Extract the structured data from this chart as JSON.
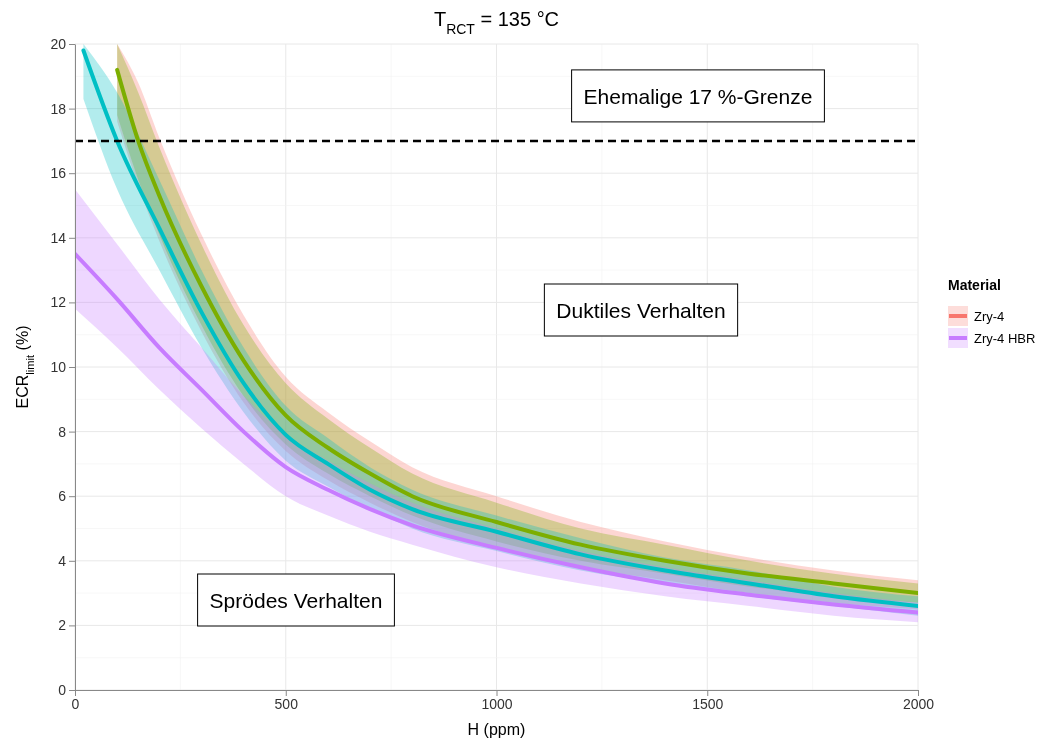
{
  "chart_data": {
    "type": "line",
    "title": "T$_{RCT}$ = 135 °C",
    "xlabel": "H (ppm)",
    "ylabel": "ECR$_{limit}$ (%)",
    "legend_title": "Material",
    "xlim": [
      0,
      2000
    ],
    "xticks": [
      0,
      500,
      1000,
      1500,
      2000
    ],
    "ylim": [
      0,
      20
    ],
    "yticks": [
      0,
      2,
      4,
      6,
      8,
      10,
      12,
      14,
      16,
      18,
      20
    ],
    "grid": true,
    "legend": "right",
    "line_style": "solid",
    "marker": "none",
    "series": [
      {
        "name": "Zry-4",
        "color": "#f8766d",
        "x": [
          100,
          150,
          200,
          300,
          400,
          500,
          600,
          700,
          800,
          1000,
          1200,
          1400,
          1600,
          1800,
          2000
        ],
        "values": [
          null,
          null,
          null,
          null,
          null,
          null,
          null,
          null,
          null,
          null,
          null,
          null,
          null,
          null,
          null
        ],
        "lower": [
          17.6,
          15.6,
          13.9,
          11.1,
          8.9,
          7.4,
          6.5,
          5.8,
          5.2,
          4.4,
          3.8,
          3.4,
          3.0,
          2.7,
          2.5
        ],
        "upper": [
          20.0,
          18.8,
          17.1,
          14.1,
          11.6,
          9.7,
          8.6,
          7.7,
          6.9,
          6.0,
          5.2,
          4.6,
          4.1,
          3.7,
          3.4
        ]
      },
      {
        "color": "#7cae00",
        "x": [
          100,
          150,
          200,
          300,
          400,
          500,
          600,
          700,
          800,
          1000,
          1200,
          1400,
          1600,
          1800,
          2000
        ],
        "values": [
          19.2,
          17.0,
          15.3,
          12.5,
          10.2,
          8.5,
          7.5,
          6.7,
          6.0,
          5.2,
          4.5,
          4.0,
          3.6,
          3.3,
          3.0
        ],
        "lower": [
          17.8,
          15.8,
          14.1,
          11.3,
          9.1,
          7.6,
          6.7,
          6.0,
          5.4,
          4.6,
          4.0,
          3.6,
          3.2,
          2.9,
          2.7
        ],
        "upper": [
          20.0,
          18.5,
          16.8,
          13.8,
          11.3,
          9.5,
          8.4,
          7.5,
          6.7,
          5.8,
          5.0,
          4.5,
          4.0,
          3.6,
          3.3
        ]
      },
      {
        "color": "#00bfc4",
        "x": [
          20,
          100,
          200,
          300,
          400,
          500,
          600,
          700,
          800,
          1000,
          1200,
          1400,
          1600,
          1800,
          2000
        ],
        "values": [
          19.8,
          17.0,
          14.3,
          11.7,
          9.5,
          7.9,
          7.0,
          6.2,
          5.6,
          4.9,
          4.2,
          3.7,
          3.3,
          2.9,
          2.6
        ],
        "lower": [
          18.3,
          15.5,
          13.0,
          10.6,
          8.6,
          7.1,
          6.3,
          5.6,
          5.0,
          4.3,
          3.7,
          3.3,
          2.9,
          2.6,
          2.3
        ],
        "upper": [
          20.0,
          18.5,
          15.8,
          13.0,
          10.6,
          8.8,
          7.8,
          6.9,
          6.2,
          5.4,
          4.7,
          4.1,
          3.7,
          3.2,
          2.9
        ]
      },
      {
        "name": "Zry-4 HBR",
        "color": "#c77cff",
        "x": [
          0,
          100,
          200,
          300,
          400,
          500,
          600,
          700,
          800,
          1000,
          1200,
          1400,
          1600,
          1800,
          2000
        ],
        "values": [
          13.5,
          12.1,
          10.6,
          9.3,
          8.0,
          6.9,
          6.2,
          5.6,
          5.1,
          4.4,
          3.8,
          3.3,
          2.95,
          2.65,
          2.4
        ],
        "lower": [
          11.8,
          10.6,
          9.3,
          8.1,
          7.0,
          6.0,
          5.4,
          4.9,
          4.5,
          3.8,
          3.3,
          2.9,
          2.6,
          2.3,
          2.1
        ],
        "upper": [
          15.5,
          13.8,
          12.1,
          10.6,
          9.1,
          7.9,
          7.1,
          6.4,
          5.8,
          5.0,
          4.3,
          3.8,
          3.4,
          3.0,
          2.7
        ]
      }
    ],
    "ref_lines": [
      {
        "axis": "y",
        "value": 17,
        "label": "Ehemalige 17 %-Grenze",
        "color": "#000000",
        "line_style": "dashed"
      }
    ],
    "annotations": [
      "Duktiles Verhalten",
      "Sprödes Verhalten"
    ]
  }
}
---
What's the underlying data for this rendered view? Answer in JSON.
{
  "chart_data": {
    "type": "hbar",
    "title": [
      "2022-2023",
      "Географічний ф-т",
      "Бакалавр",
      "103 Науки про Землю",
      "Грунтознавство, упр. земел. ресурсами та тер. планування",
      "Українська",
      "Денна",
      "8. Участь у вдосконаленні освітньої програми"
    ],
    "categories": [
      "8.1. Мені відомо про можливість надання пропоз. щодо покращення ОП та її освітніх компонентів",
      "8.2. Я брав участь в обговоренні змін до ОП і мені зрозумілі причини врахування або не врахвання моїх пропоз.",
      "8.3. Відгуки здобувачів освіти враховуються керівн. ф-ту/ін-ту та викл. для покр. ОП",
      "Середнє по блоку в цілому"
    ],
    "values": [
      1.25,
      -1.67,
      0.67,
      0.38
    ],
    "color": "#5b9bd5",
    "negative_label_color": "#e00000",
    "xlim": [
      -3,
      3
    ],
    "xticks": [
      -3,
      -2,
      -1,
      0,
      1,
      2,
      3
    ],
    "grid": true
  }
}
==
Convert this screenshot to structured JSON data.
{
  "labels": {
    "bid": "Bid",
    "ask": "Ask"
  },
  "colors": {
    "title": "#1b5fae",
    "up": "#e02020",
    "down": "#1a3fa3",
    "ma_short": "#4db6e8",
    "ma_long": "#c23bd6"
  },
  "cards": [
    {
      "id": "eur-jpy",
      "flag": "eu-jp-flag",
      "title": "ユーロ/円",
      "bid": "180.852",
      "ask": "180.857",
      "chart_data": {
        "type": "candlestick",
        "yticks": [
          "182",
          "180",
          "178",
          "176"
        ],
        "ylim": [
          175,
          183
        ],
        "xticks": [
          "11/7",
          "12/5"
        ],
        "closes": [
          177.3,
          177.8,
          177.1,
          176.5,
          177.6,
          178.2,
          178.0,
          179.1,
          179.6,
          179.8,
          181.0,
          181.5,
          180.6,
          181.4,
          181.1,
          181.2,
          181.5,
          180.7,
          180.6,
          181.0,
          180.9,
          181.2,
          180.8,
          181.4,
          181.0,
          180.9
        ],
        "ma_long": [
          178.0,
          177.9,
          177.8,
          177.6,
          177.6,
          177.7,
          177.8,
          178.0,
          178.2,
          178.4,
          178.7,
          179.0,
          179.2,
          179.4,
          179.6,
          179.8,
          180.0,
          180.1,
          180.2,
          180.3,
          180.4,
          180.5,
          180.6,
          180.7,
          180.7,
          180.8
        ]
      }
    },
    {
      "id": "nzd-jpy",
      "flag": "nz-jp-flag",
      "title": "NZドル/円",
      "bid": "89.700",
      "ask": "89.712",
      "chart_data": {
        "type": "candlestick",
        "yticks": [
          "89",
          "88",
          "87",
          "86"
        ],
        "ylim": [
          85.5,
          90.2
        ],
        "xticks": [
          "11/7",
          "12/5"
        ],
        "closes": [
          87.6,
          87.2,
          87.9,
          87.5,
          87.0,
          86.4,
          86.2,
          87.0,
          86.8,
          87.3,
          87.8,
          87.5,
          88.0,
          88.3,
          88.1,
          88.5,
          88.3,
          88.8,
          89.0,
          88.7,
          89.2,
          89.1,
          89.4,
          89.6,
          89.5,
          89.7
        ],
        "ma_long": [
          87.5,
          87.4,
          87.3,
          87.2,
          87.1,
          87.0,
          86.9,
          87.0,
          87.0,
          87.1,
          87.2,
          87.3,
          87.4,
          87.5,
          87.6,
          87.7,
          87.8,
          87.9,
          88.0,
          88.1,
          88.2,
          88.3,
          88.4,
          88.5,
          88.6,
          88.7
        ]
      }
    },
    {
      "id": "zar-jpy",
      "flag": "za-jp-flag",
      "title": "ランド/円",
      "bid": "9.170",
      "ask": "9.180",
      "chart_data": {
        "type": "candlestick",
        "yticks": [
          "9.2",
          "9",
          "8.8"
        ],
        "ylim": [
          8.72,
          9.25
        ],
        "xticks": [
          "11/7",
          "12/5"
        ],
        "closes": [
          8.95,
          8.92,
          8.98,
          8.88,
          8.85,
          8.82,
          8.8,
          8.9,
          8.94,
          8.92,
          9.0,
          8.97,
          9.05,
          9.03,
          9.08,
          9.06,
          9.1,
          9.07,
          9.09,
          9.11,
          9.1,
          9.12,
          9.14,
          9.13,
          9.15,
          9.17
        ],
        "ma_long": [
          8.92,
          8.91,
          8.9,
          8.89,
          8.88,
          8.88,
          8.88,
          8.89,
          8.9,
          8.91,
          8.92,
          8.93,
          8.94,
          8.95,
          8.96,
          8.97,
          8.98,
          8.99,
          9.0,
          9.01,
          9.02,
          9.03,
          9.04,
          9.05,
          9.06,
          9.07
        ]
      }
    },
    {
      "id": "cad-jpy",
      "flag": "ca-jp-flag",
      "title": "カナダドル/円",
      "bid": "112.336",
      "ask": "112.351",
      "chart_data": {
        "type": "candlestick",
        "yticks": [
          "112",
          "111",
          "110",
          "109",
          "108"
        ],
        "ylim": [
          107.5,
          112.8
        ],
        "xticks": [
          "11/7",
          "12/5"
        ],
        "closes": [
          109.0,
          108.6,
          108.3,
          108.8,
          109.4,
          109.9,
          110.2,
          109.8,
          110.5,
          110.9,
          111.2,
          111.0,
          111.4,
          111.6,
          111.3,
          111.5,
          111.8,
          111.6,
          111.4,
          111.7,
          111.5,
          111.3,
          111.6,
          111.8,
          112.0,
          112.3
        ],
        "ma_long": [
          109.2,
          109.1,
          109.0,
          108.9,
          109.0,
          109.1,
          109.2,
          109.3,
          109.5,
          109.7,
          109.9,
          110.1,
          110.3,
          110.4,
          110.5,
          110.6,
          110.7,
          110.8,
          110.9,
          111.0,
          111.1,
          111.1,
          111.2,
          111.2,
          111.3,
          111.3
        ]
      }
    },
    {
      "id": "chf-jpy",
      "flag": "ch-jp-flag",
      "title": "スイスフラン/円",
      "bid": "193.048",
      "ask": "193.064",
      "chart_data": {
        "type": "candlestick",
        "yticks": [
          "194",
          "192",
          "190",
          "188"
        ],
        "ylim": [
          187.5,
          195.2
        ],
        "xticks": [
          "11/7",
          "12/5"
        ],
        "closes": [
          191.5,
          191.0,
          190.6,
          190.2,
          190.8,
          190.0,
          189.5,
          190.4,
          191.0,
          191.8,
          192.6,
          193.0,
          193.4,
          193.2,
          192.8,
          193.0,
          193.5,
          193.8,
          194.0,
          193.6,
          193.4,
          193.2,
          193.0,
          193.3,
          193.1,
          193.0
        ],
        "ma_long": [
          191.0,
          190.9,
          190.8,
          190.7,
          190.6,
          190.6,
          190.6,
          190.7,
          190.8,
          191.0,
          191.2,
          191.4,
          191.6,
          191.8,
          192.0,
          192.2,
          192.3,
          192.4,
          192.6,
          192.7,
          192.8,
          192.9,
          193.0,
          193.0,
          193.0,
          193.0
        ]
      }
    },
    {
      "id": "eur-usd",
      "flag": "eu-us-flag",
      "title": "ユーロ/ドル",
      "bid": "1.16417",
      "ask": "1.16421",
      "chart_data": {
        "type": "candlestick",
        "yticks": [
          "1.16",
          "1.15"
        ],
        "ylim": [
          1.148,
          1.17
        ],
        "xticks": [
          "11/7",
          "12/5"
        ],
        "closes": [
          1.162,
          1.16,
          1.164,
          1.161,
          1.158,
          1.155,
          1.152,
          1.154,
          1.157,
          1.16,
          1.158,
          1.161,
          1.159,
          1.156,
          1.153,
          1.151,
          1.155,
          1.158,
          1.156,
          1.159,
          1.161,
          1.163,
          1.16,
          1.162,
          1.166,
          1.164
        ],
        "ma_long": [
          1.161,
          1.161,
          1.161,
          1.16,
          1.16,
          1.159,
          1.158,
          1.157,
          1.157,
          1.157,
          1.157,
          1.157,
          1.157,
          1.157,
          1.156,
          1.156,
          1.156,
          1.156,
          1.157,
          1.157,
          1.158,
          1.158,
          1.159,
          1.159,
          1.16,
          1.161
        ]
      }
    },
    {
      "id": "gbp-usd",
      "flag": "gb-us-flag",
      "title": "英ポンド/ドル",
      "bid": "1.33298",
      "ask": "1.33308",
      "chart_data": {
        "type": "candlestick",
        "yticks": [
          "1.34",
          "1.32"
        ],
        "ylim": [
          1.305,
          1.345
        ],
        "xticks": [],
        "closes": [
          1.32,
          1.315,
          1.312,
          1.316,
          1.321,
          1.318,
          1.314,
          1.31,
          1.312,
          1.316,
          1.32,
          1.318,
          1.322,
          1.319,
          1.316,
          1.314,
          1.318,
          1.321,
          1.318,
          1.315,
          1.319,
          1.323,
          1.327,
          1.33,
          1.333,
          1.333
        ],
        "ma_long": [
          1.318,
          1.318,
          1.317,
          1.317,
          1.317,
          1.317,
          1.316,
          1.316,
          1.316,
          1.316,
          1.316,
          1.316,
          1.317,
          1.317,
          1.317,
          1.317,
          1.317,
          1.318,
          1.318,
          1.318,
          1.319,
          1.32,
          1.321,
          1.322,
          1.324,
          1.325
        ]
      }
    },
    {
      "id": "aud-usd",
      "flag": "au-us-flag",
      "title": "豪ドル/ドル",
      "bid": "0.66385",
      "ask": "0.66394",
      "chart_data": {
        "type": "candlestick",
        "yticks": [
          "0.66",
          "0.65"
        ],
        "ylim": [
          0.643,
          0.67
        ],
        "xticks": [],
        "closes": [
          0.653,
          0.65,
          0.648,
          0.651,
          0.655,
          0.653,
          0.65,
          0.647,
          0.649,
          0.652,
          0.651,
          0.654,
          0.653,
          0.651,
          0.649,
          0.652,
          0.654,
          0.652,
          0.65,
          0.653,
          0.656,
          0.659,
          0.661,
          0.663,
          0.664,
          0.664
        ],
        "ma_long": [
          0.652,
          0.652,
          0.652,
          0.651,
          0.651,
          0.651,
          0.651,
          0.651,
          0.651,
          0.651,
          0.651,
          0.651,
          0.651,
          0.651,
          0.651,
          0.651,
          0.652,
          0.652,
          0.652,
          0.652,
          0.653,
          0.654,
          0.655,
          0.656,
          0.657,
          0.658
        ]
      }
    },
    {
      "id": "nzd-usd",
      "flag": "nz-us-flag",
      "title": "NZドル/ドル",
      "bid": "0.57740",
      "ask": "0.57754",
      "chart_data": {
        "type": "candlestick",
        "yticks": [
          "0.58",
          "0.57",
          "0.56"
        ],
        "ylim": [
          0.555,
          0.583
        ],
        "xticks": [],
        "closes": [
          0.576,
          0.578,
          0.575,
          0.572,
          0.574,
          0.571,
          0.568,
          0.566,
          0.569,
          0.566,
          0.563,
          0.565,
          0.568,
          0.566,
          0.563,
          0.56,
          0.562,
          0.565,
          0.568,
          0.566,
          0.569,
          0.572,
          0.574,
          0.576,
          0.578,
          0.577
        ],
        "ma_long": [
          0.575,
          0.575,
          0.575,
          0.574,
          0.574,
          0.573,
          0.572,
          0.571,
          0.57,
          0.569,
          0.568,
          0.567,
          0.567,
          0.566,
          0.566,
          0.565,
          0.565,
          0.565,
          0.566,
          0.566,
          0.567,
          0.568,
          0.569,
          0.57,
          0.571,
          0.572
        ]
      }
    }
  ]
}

**Short exercise:** Only a number is wanted: how many lines above include "пропоз"?

**Correct response:** 2